Set exercise :: Extract exactly and only the lines from the one containing "Enumerate this screenshot's" through the end of the entries below. Pictures should not appear in the copy.
-- begin --
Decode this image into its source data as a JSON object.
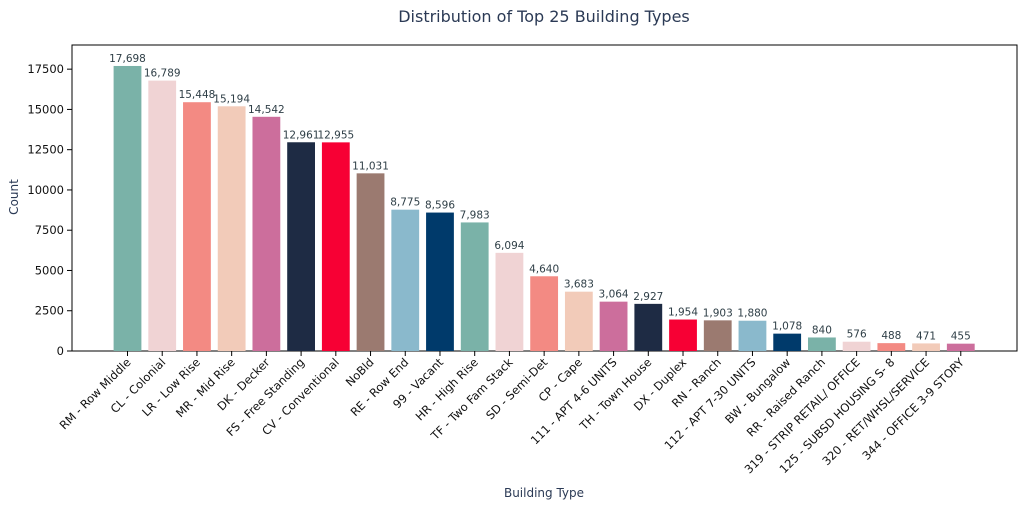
{
  "chart_data": {
    "type": "bar",
    "title": "Distribution of Top 25 Building Types",
    "xlabel": "Building Type",
    "ylabel": "Count",
    "ylim": [
      0,
      19000
    ],
    "yticks": [
      0,
      2500,
      5000,
      7500,
      10000,
      12500,
      15000,
      17500
    ],
    "ytick_labels": [
      "0",
      "2500",
      "5000",
      "7500",
      "10000",
      "12500",
      "15000",
      "17500"
    ],
    "grid": false,
    "categories": [
      "RM - Row Middle",
      "CL - Colonial",
      "LR - Low Rise",
      "MR - Mid Rise",
      "DK - Decker",
      "FS - Free Standing",
      "CV - Conventional",
      "NoBld",
      "RE - Row End",
      "99 - Vacant",
      "HR - High Rise",
      "TF - Two Fam Stack",
      "SD - Semi-Det",
      "CP - Cape",
      "111 - APT 4-6 UNITS",
      "TH - Town House",
      "DX - Duplex",
      "RN - Ranch",
      "112 - APT 7-30 UNITS",
      "BW - Bungalow",
      "RR - Raised Ranch",
      "319 - STRIP RETAIL/ OFFICE",
      "125 - SUBSD HOUSING S- 8",
      "320 - RET/WHSL/SERVICE",
      "344 - OFFICE 3-9 STORY"
    ],
    "values": [
      17698,
      16789,
      15448,
      15194,
      14542,
      12961,
      12955,
      11031,
      8775,
      8596,
      7983,
      6094,
      4640,
      3683,
      3064,
      2927,
      1954,
      1903,
      1880,
      1078,
      840,
      576,
      488,
      471,
      455
    ],
    "value_labels": [
      "17,698",
      "16,789",
      "15,448",
      "15,194",
      "14,542",
      "12,961",
      "12,955",
      "11,031",
      "8,775",
      "8,596",
      "7,983",
      "6,094",
      "4,640",
      "3,683",
      "3,064",
      "2,927",
      "1,954",
      "1,903",
      "1,880",
      "1,078",
      "840",
      "576",
      "488",
      "471",
      "455"
    ],
    "colors": [
      "#7ab2a8",
      "#f0d3d4",
      "#f38a83",
      "#f2cbb9",
      "#cc6e9c",
      "#1e2b44",
      "#f70034",
      "#9b7a70",
      "#8ab9cc",
      "#003a6b"
    ]
  }
}
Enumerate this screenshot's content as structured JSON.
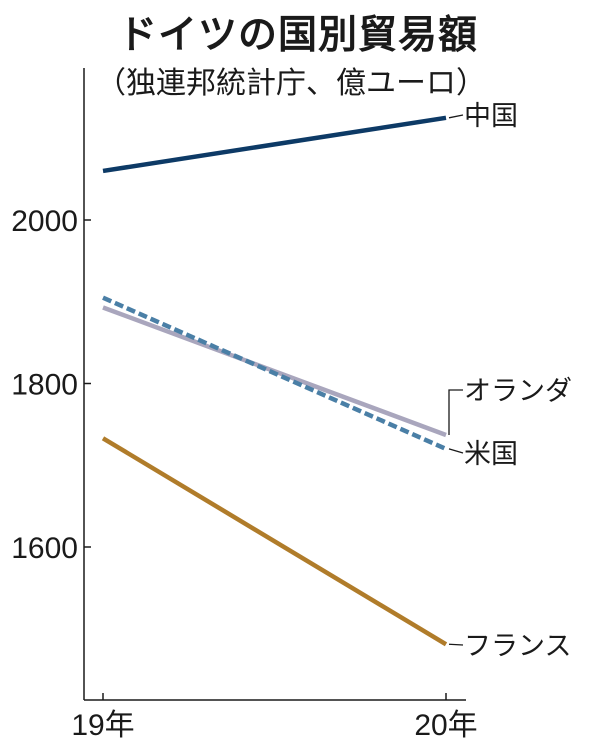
{
  "title": "ドイツの国別貿易額",
  "subtitle": "（独連邦統計庁、億ユーロ）",
  "chart_data": {
    "type": "line",
    "title": "ドイツの国別貿易額",
    "subtitle": "（独連邦統計庁、億ユーロ）",
    "categories": [
      "19年",
      "20年"
    ],
    "ylim": [
      1460,
      2200
    ],
    "yticks": [
      1600,
      1800,
      2000
    ],
    "grid": false,
    "series": [
      {
        "name": "中国",
        "values": [
          2060,
          2125
        ],
        "color": "#0d3a66",
        "dash": false
      },
      {
        "name": "オランダ",
        "values": [
          1893,
          1737
        ],
        "color": "#a9a6bd",
        "dash": false
      },
      {
        "name": "米国",
        "values": [
          1905,
          1720
        ],
        "color": "#4a7fa6",
        "dash": true
      },
      {
        "name": "フランス",
        "values": [
          1733,
          1481
        ],
        "color": "#b07c2a",
        "dash": false
      }
    ]
  }
}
-- end --
Result below ::
Enumerate this screenshot's content as structured JSON.
{
  "title": "ドイツの国別貿易額",
  "subtitle": "（独連邦統計庁、億ユーロ）",
  "chart_data": {
    "type": "line",
    "title": "ドイツの国別貿易額",
    "subtitle": "（独連邦統計庁、億ユーロ）",
    "categories": [
      "19年",
      "20年"
    ],
    "ylim": [
      1460,
      2200
    ],
    "yticks": [
      1600,
      1800,
      2000
    ],
    "grid": false,
    "series": [
      {
        "name": "中国",
        "values": [
          2060,
          2125
        ],
        "color": "#0d3a66",
        "dash": false
      },
      {
        "name": "オランダ",
        "values": [
          1893,
          1737
        ],
        "color": "#a9a6bd",
        "dash": false
      },
      {
        "name": "米国",
        "values": [
          1905,
          1720
        ],
        "color": "#4a7fa6",
        "dash": true
      },
      {
        "name": "フランス",
        "values": [
          1733,
          1481
        ],
        "color": "#b07c2a",
        "dash": false
      }
    ]
  }
}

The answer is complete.